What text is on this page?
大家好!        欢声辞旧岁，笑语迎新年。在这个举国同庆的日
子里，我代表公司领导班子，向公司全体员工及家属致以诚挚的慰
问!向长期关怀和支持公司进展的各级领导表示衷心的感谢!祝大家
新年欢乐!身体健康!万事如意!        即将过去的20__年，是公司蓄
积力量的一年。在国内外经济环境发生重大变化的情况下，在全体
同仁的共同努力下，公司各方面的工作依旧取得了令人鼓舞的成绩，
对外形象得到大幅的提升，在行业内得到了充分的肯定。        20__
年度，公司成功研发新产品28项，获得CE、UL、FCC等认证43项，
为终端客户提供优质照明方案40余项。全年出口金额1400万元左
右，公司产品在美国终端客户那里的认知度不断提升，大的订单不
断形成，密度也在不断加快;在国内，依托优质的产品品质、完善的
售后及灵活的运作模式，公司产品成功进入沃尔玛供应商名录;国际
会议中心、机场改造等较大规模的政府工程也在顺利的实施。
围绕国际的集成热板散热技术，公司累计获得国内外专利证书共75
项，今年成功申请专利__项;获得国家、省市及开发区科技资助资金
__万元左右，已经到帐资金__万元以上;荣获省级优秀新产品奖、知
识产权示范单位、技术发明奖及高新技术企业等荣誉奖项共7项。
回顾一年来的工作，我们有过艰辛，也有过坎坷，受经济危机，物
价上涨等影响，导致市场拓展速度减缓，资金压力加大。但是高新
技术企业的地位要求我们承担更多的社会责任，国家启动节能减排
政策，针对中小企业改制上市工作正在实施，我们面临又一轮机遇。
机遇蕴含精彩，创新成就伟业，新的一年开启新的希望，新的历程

+ + + + + + +

* [To do] Give an exact repetition of all the material.

* [Completed exercise]
What text is on this page?
大家好!        欢声辞旧岁，笑语迎新年。在这个举国同庆的日
子里，我代表公司领导班子，向公司全体员工及家属致以诚挚的慰
问!向长期关怀和支持公司进展的各级领导表示衷心的感谢!祝大家
新年欢乐!身体健康!万事如意!        即将过去的20__年，是公司蓄
积力量的一年。在国内外经济环境发生重大变化的情况下，在全体
同仁的共同努力下，公司各方面的工作依旧取得了令人鼓舞的成绩，
对外形象得到大幅的提升，在行业内得到了充分的肯定。        20__
年度，公司成功研发新产品28项，获得CE、UL、FCC等认证43项，
为终端客户提供优质照明方案40余项。全年出口金额1400万元左
右，公司产品在美国终端客户那里的认知度不断提升，大的订单不
断形成，密度也在不断加快;在国内，依托优质的产品品质、完善的
售后及灵活的运作模式，公司产品成功进入沃尔玛供应商名录;国际
会议中心、机场改造等较大规模的政府工程也在顺利的实施。
围绕国际的集成热板散热技术，公司累计获得国内外专利证书共75
项，今年成功申请专利__项;获得国家、省市及开发区科技资助资金
__万元左右，已经到帐资金__万元以上;荣获省级优秀新产品奖、知
识产权示范单位、技术发明奖及高新技术企业等荣誉奖项共7项。
回顾一年来的工作，我们有过艰辛，也有过坎坷，受经济危机，物
价上涨等影响，导致市场拓展速度减缓，资金压力加大。但是高新
技术企业的地位要求我们承担更多的社会责任，国家启动节能减排
政策，针对中小企业改制上市工作正在实施，我们面临又一轮机遇。
机遇蕴含精彩，创新成就伟业，新的一年开启新的希望，新的历程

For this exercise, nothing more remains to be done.